(Stored data)

__________________________________________________

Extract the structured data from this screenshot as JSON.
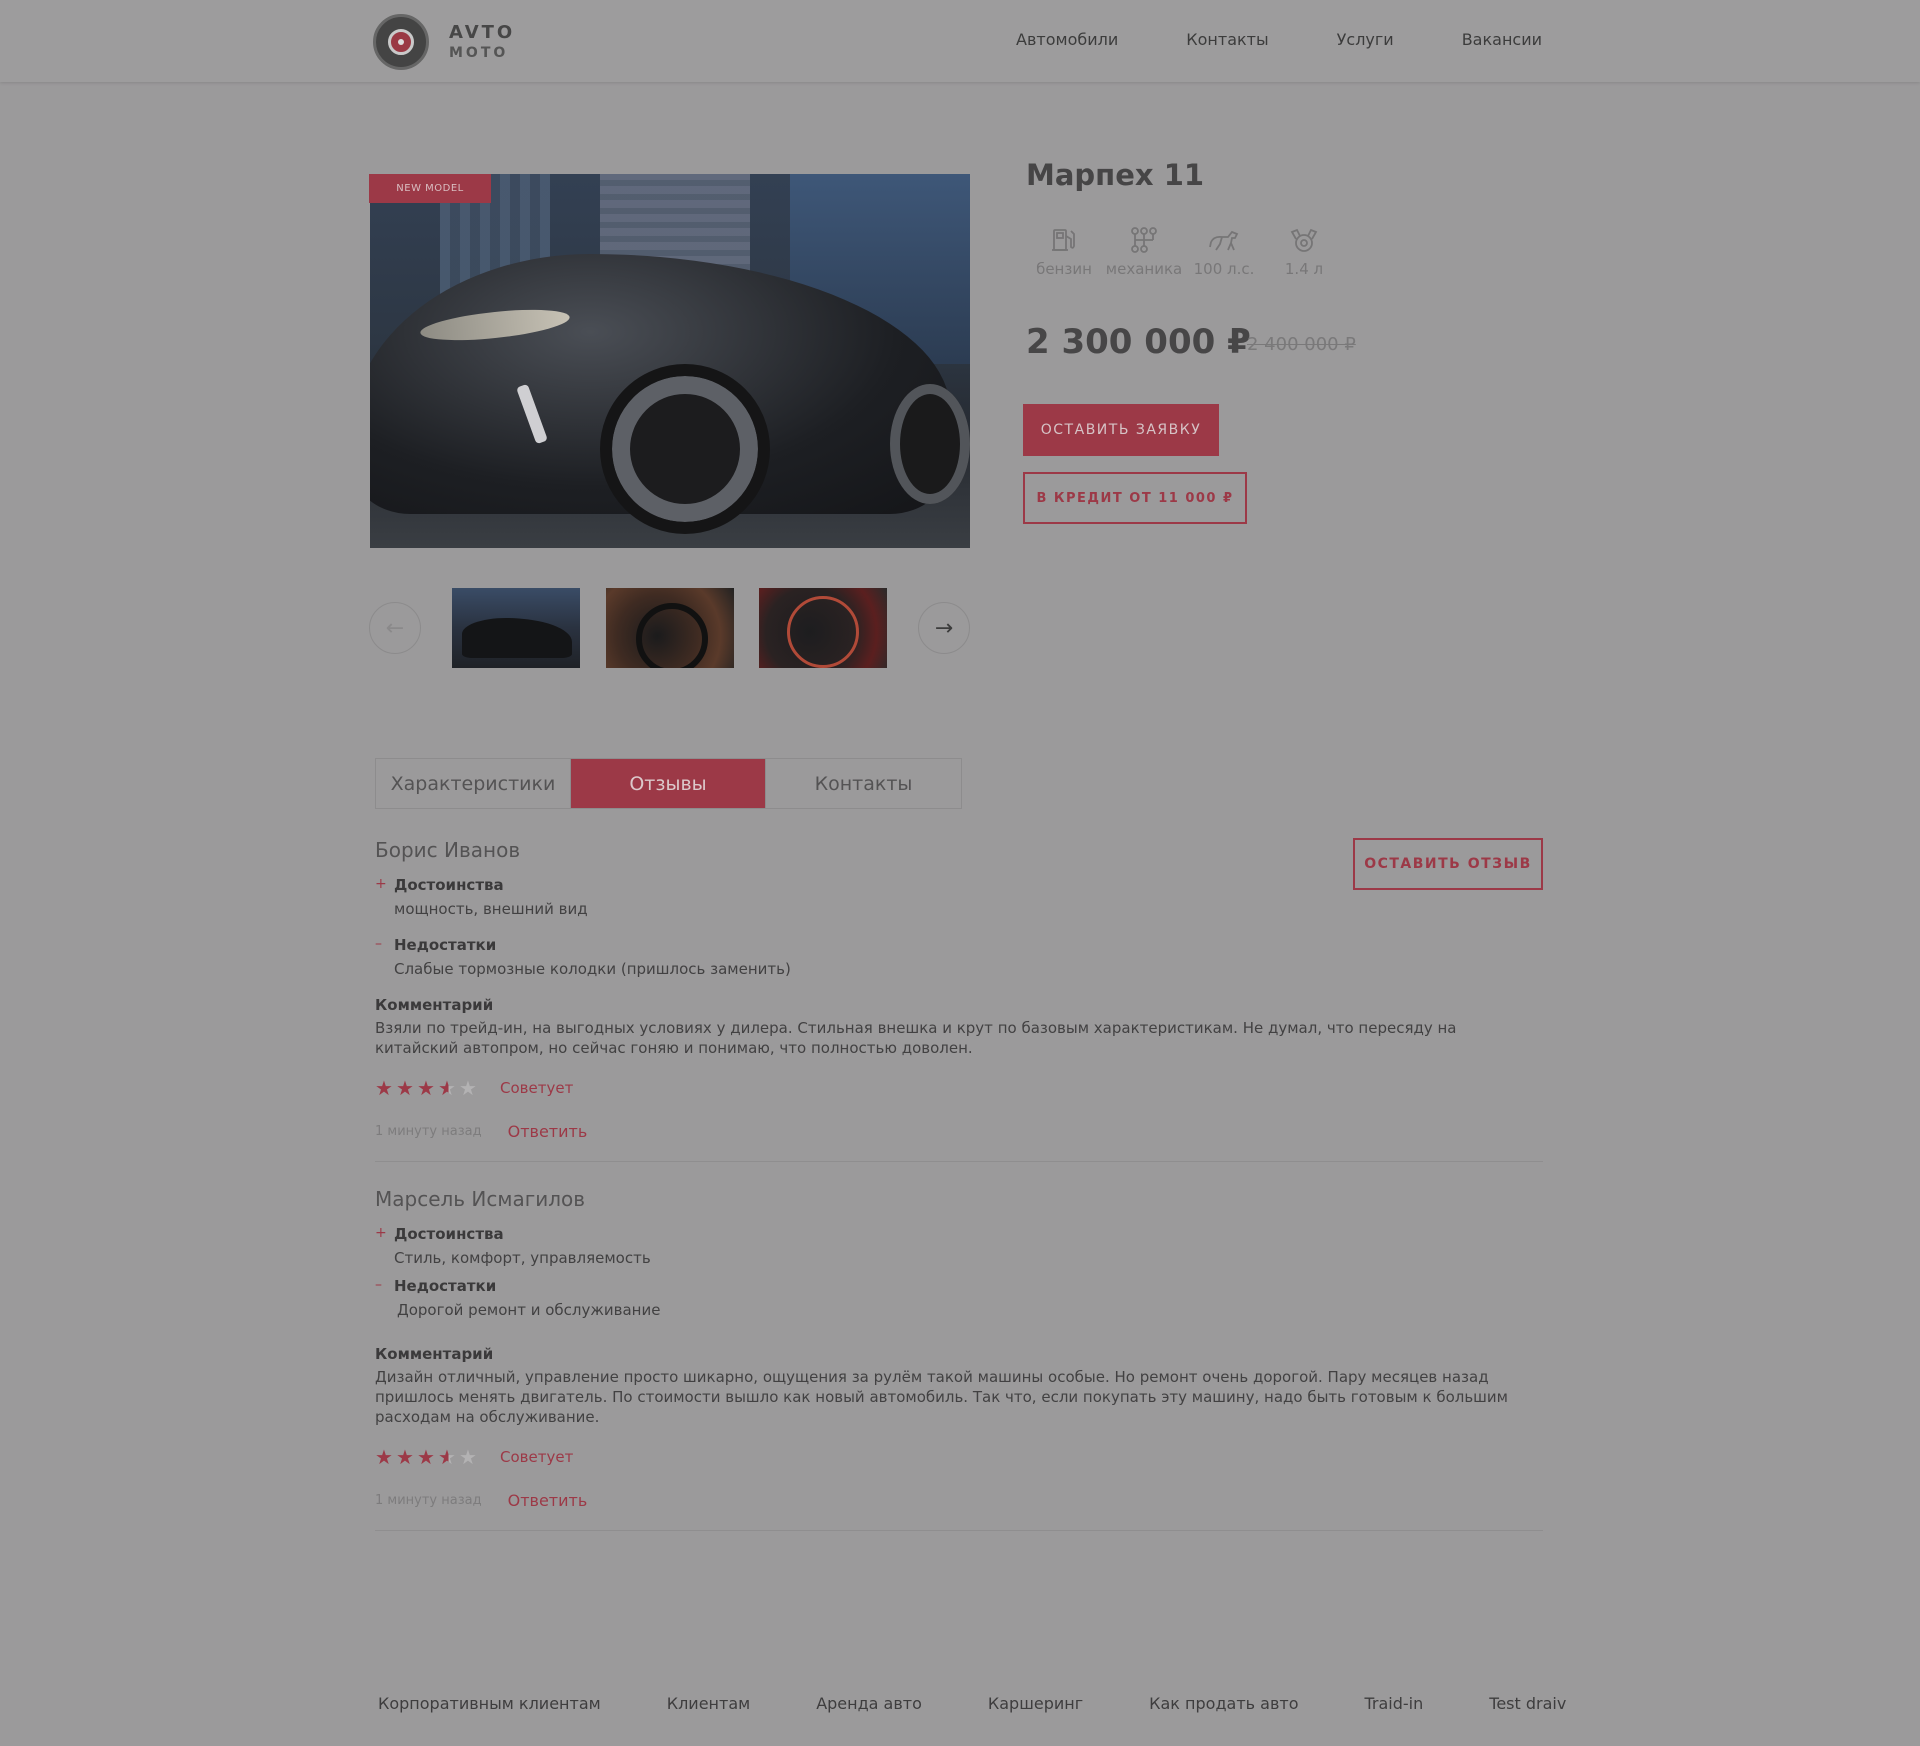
{
  "header": {
    "logo_line1": "AVTO",
    "logo_line2": "MOTO",
    "nav": [
      "Автомобили",
      "Контакты",
      "Услуги",
      "Вакансии"
    ]
  },
  "product": {
    "badge": "NEW MODEL",
    "title": "Марпех 11",
    "specs": [
      {
        "icon": "fuel-icon",
        "label": "бензин"
      },
      {
        "icon": "gearbox-icon",
        "label": "механика"
      },
      {
        "icon": "horse-icon",
        "label": "100 л.с."
      },
      {
        "icon": "engine-icon",
        "label": "1.4 л"
      }
    ],
    "price": "2 300 000 ₽",
    "old_price": "2 400 000 ₽",
    "order_button": "ОСТАВИТЬ ЗАЯВКУ",
    "credit_button": "В КРЕДИТ ОТ 11 000 ₽",
    "gallery_prev": "←",
    "gallery_next": "→"
  },
  "tabs": {
    "items": [
      "Характеристики",
      "Отзывы",
      "Контакты"
    ],
    "active": "Отзывы"
  },
  "reviews": {
    "leave_review_button": "ОСТАВИТЬ ОТЗЫВ",
    "items": [
      {
        "name": "Борис Иванов",
        "pros_sign": "+",
        "pros_label": "Достоинства",
        "pros": "мощность, внешний вид",
        "cons_sign": "–",
        "cons_label": "Недостатки",
        "cons": "Слабые тормозные колодки (пришлось заменить)",
        "comment_label": "Комментарий",
        "comment": "Взяли по трейд-ин, на выгодных условиях у дилера. Стильная внешка и крут по базовым характеристикам. Не думал, что пересяду на китайский автопром, но сейчас гоняю и понимаю, что полностью доволен.",
        "rating": 3.5,
        "recommend": "Советует",
        "time": "1 минуту назад",
        "reply": "Ответить"
      },
      {
        "name": "Марсель Исмагилов",
        "pros_sign": "+",
        "pros_label": "Достоинства",
        "pros": "Стиль, комфорт, управляемость",
        "cons_sign": "–",
        "cons_label": "Недостатки",
        "cons": "Дорогой ремонт и обслуживание",
        "comment_label": "Комментарий",
        "comment": "Дизайн отличный, управление просто шикарно, ощущения за рулём такой машины особые. Но ремонт очень дорогой. Пару месяцев назад пришлось менять двигатель. По стоимости вышло как новый автомобиль. Так что, если покупать эту машину, надо быть готовым к большим расходам на обслуживание.",
        "rating": 3.5,
        "recommend": "Советует",
        "time": "1 минуту назад",
        "reply": "Ответить"
      }
    ]
  },
  "footer": {
    "links": [
      "Корпоративным клиентам",
      "Клиентам",
      "Аренда авто",
      "Каршеринг",
      "Как продать авто",
      "Traid-in",
      "Test draiv"
    ]
  },
  "colors": {
    "accent": "#9c3947",
    "overlay_background": "#9b9a9b"
  }
}
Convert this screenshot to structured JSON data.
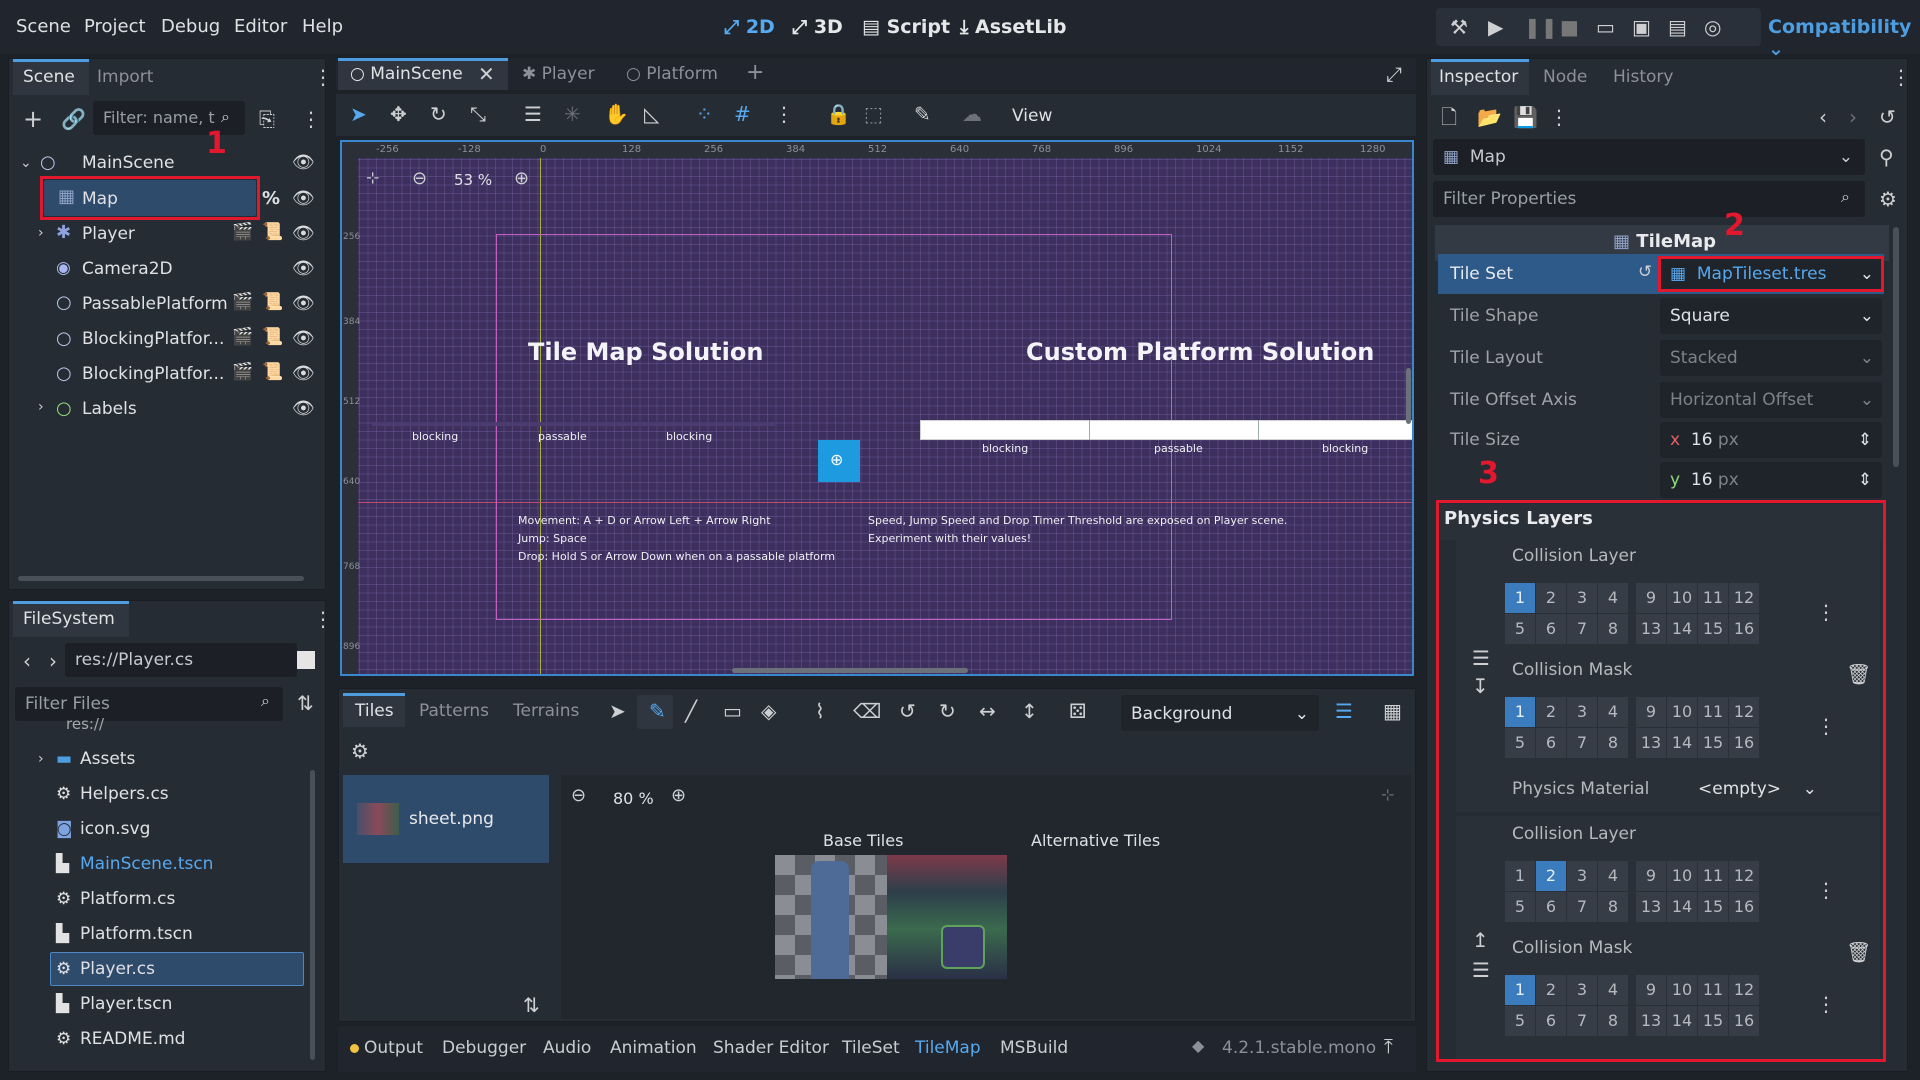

__________________________________________________

● **Do this**:
Say the number of lines in the listing that hold "ОСТАВИТЬ", with no added words.

● **Solution to this problem**:
2